(Stored items)
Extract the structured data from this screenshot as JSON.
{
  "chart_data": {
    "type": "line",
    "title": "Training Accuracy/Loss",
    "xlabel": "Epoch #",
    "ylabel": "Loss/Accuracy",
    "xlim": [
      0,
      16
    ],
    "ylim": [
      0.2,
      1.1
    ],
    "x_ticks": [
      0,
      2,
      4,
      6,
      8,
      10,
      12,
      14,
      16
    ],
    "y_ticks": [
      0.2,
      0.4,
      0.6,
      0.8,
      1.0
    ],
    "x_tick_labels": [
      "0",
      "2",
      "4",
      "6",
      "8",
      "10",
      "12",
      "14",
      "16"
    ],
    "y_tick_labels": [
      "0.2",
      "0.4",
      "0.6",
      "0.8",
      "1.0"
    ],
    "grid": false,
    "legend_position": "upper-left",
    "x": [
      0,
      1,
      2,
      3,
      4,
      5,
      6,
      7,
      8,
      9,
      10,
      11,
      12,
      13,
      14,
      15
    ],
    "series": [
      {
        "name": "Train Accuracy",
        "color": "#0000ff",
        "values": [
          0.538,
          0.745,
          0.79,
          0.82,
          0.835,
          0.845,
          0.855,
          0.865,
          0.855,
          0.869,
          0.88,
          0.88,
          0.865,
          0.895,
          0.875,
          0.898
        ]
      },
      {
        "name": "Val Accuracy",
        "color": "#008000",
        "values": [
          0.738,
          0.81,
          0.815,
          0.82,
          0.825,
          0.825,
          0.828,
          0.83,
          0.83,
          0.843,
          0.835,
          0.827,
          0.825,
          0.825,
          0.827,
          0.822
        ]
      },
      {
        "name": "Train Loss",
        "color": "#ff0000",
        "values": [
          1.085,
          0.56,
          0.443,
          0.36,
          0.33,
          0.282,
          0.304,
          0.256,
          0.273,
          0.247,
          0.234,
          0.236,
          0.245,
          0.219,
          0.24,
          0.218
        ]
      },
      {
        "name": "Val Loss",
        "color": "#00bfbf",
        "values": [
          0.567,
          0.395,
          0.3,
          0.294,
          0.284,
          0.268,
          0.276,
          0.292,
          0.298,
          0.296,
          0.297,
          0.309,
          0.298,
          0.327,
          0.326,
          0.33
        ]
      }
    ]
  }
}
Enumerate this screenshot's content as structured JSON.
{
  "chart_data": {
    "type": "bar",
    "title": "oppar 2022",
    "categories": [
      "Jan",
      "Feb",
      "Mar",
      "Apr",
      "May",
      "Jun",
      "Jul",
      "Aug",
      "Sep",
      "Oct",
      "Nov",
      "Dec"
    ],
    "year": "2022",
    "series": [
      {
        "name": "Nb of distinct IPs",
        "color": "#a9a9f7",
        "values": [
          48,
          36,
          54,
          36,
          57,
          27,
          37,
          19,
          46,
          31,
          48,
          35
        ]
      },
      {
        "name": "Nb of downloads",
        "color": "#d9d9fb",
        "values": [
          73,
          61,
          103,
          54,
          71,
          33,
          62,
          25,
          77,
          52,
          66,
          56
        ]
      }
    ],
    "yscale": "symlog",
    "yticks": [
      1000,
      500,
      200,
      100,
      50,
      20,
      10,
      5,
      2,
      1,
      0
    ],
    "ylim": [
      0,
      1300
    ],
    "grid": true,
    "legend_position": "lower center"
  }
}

TASK REQUIREMENTS:
All of the material must be reproduced exactly.

CORRECT RESPONSE:
Extract the structured data from this screenshot as JSON.
{
  "chart_data": {
    "type": "line",
    "title": "Training Accuracy/Loss",
    "xlabel": "Epoch #",
    "ylabel": "Loss/Accuracy",
    "xlim": [
      0,
      16
    ],
    "ylim": [
      0.2,
      1.1
    ],
    "x_ticks": [
      0,
      2,
      4,
      6,
      8,
      10,
      12,
      14,
      16
    ],
    "y_ticks": [
      0.2,
      0.4,
      0.6,
      0.8,
      1.0
    ],
    "x_tick_labels": [
      "0",
      "2",
      "4",
      "6",
      "8",
      "10",
      "12",
      "14",
      "16"
    ],
    "y_tick_labels": [
      "0.2",
      "0.4",
      "0.6",
      "0.8",
      "1.0"
    ],
    "grid": false,
    "legend_position": "upper-left",
    "x": [
      0,
      1,
      2,
      3,
      4,
      5,
      6,
      7,
      8,
      9,
      10,
      11,
      12,
      13,
      14,
      15
    ],
    "series": [
      {
        "name": "Train Accuracy",
        "color": "#0000ff",
        "values": [
          0.538,
          0.745,
          0.79,
          0.82,
          0.835,
          0.845,
          0.855,
          0.865,
          0.855,
          0.869,
          0.88,
          0.88,
          0.865,
          0.895,
          0.875,
          0.898
        ]
      },
      {
        "name": "Val Accuracy",
        "color": "#008000",
        "values": [
          0.738,
          0.81,
          0.815,
          0.82,
          0.825,
          0.825,
          0.828,
          0.83,
          0.83,
          0.843,
          0.835,
          0.827,
          0.825,
          0.825,
          0.827,
          0.822
        ]
      },
      {
        "name": "Train Loss",
        "color": "#ff0000",
        "values": [
          1.085,
          0.56,
          0.443,
          0.36,
          0.33,
          0.282,
          0.304,
          0.256,
          0.273,
          0.247,
          0.234,
          0.236,
          0.245,
          0.219,
          0.24,
          0.218
        ]
      },
      {
        "name": "Val Loss",
        "color": "#00bfbf",
        "values": [
          0.567,
          0.395,
          0.3,
          0.294,
          0.284,
          0.268,
          0.276,
          0.292,
          0.298,
          0.296,
          0.297,
          0.309,
          0.298,
          0.327,
          0.326,
          0.33
        ]
      }
    ]
  }
}
Enumerate this screenshot's content as structured JSON.
{
  "chart_data": {
    "type": "bar",
    "title": "oppar 2022",
    "categories": [
      "Jan",
      "Feb",
      "Mar",
      "Apr",
      "May",
      "Jun",
      "Jul",
      "Aug",
      "Sep",
      "Oct",
      "Nov",
      "Dec"
    ],
    "year": "2022",
    "series": [
      {
        "name": "Nb of distinct IPs",
        "color": "#a9a9f7",
        "values": [
          48,
          36,
          54,
          36,
          57,
          27,
          37,
          19,
          46,
          31,
          48,
          35
        ]
      },
      {
        "name": "Nb of downloads",
        "color": "#d9d9fb",
        "values": [
          73,
          61,
          103,
          54,
          71,
          33,
          62,
          25,
          77,
          52,
          66,
          56
        ]
      }
    ],
    "yscale": "symlog",
    "yticks": [
      1000,
      500,
      200,
      100,
      50,
      20,
      10,
      5,
      2,
      1,
      0
    ],
    "ylim": [
      0,
      1300
    ],
    "grid": true,
    "legend_position": "lower center"
  }
}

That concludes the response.